- Aim:
All of the material below is to be restated word for word, apart from the pictures.

(Dataset items)
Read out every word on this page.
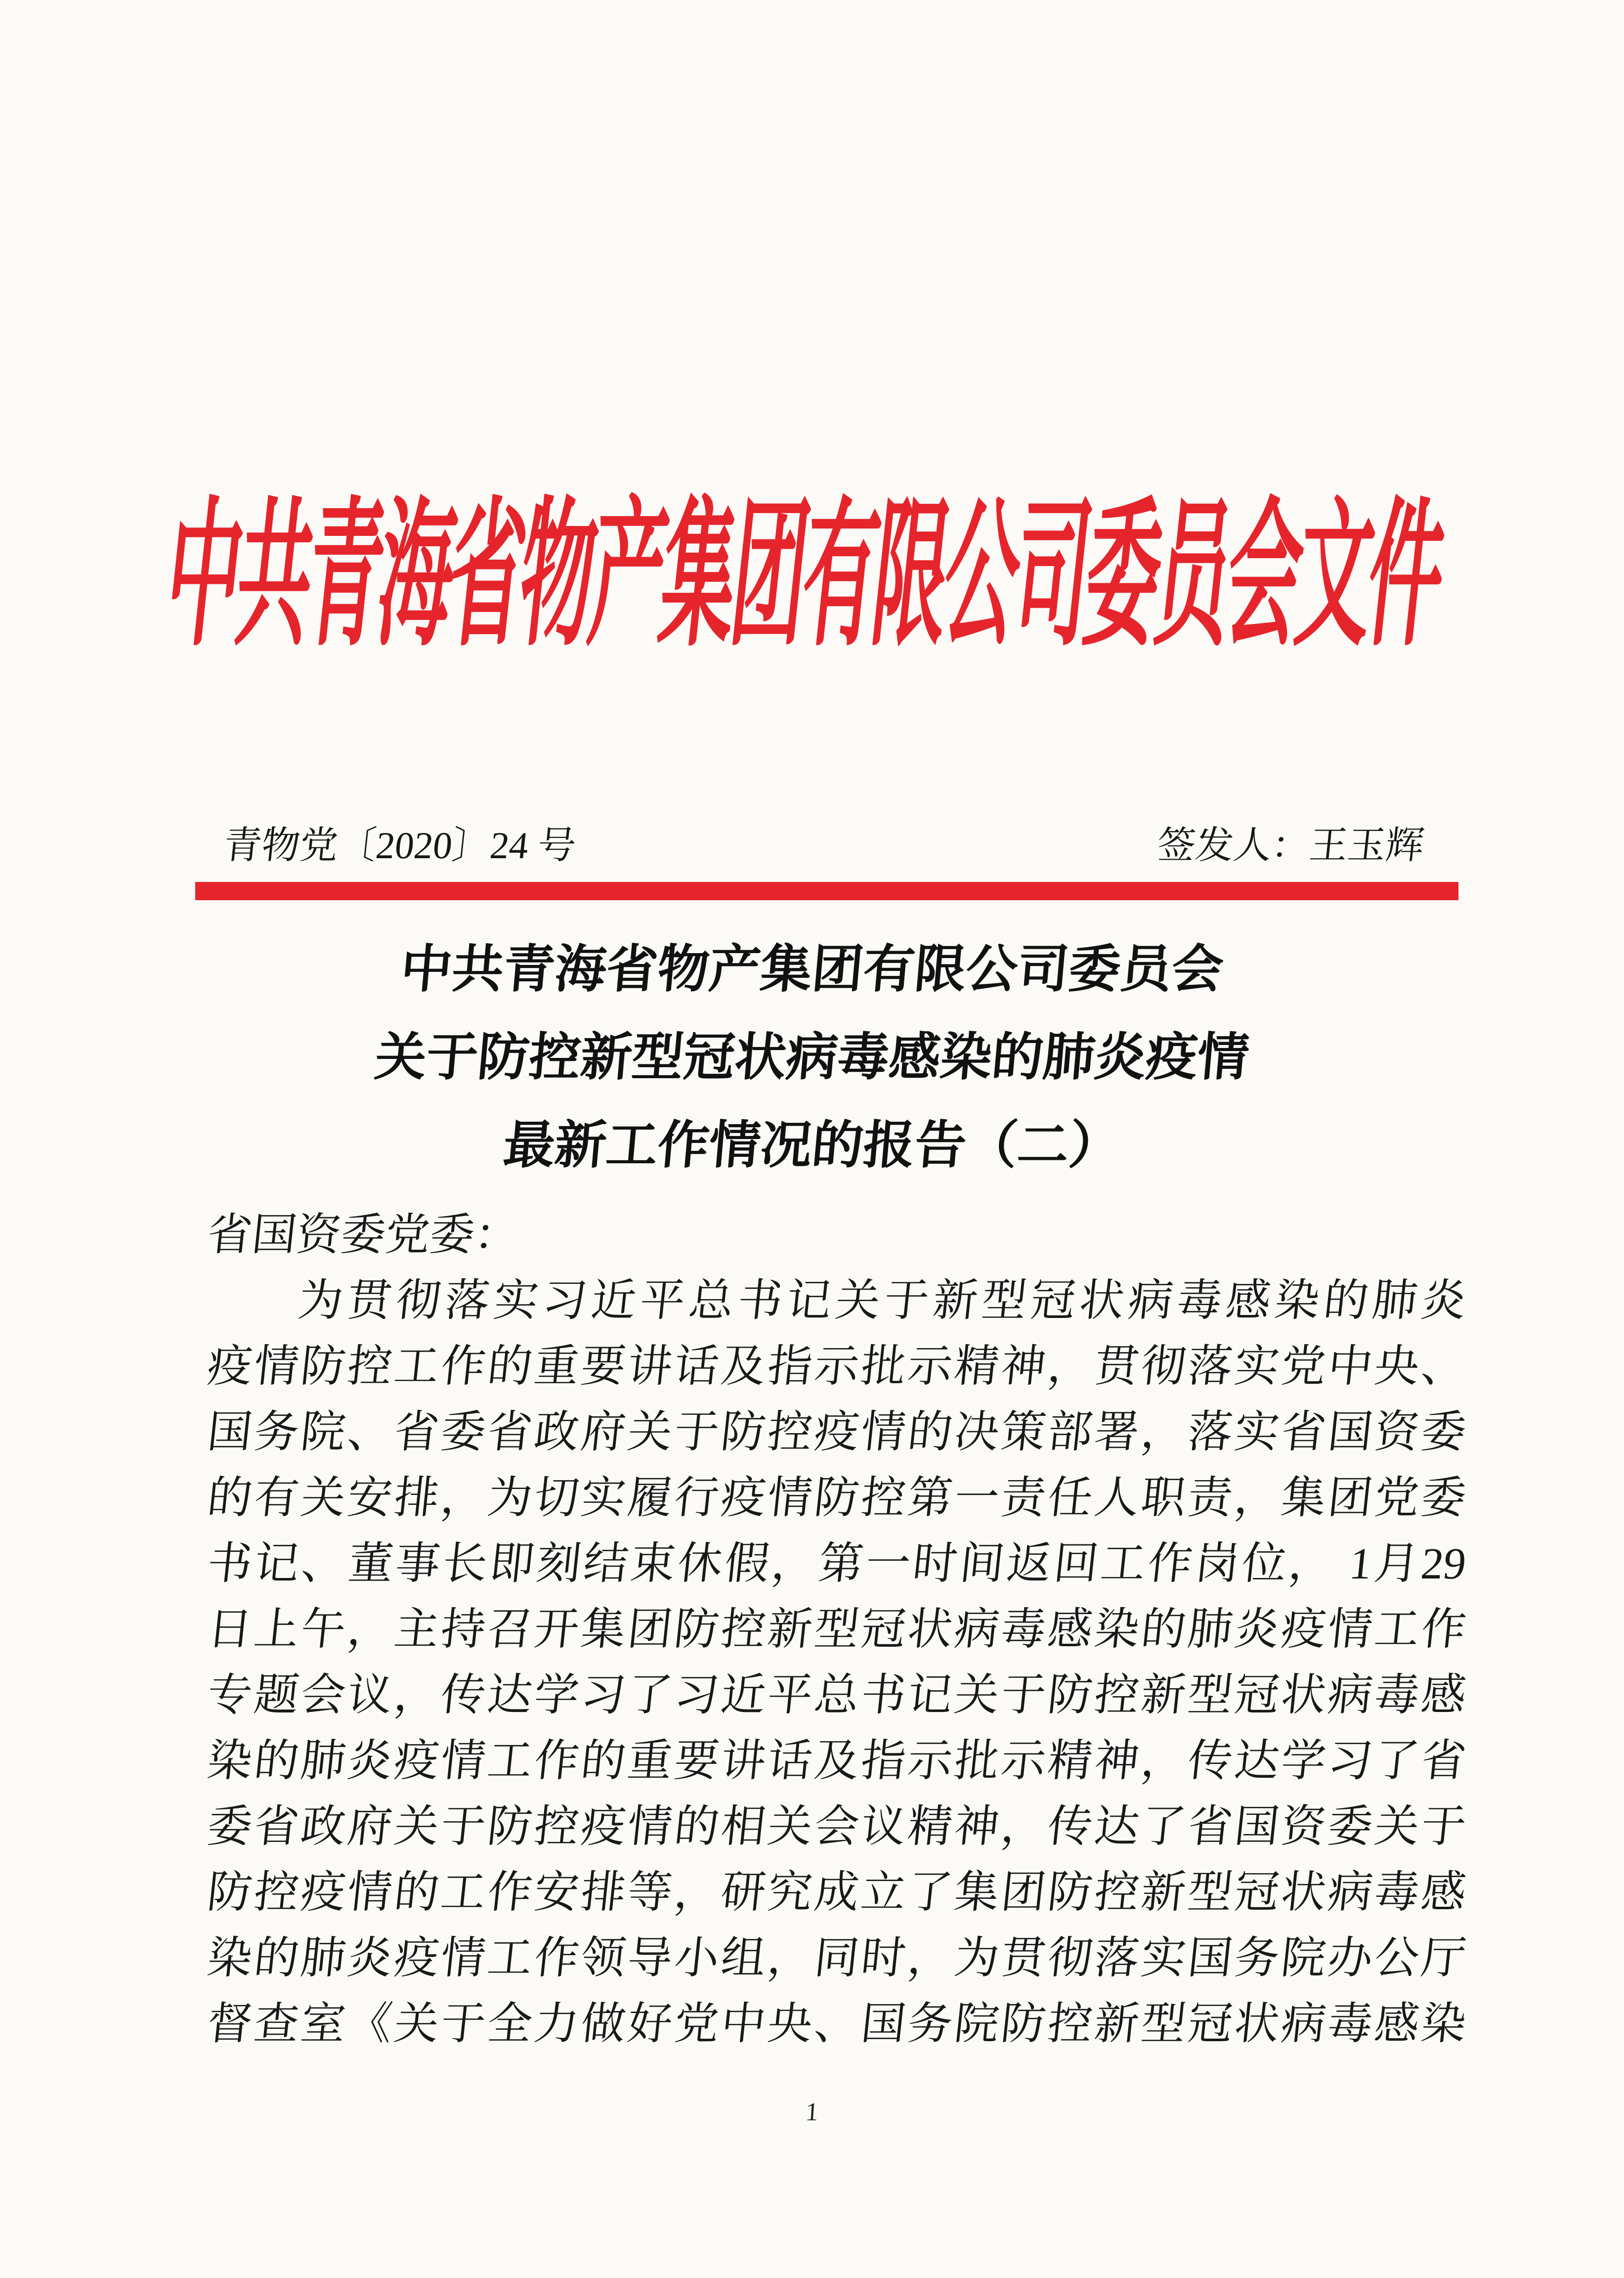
中共青海省物产集团有限公司委员会文件
青物党〔2020〕24 号	签发人：王玉辉
中共青海省物产集团有限公司委员会
关于防控新型冠状病毒感染的肺炎疫情
最新工作情况的报告（二）
省国资委党委：
为贯彻落实习近平总书记关于新型冠状病毒感染的肺炎
疫情防控工作的重要讲话及指示批示精神，贯彻落实党中央、
国务院、省委省政府关于防控疫情的决策部署，落实省国资委
的有关安排，为切实履行疫情防控第一责任人职责，集团党委
书记、董事长即刻结束休假，第一时间返回工作岗位， 1月29
日上午，主持召开集团防控新型冠状病毒感染的肺炎疫情工作
专题会议，传达学习了习近平总书记关于防控新型冠状病毒感
染的肺炎疫情工作的重要讲话及指示批示精神，传达学习了省
委省政府关于防控疫情的相关会议精神，传达了省国资委关于
防控疫情的工作安排等，研究成立了集团防控新型冠状病毒感
染的肺炎疫情工作领导小组，同时，为贯彻落实国务院办公厅
督查室《关于全力做好党中央、国务院防控新型冠状病毒感染
1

- Expected answer:
Read out every word on this page.
中共青海省物产集团有限公司委员会文件
青物党〔2020〕24 号	签发人：王玉辉
中共青海省物产集团有限公司委员会
关于防控新型冠状病毒感染的肺炎疫情
最新工作情况的报告（二）
省国资委党委：
为贯彻落实习近平总书记关于新型冠状病毒感染的肺炎
疫情防控工作的重要讲话及指示批示精神，贯彻落实党中央、
国务院、省委省政府关于防控疫情的决策部署，落实省国资委
的有关安排，为切实履行疫情防控第一责任人职责，集团党委
书记、董事长即刻结束休假，第一时间返回工作岗位， 1月29
日上午，主持召开集团防控新型冠状病毒感染的肺炎疫情工作
专题会议，传达学习了习近平总书记关于防控新型冠状病毒感
染的肺炎疫情工作的重要讲话及指示批示精神，传达学习了省
委省政府关于防控疫情的相关会议精神，传达了省国资委关于
防控疫情的工作安排等，研究成立了集团防控新型冠状病毒感
染的肺炎疫情工作领导小组，同时，为贯彻落实国务院办公厅
督查室《关于全力做好党中央、国务院防控新型冠状病毒感染
1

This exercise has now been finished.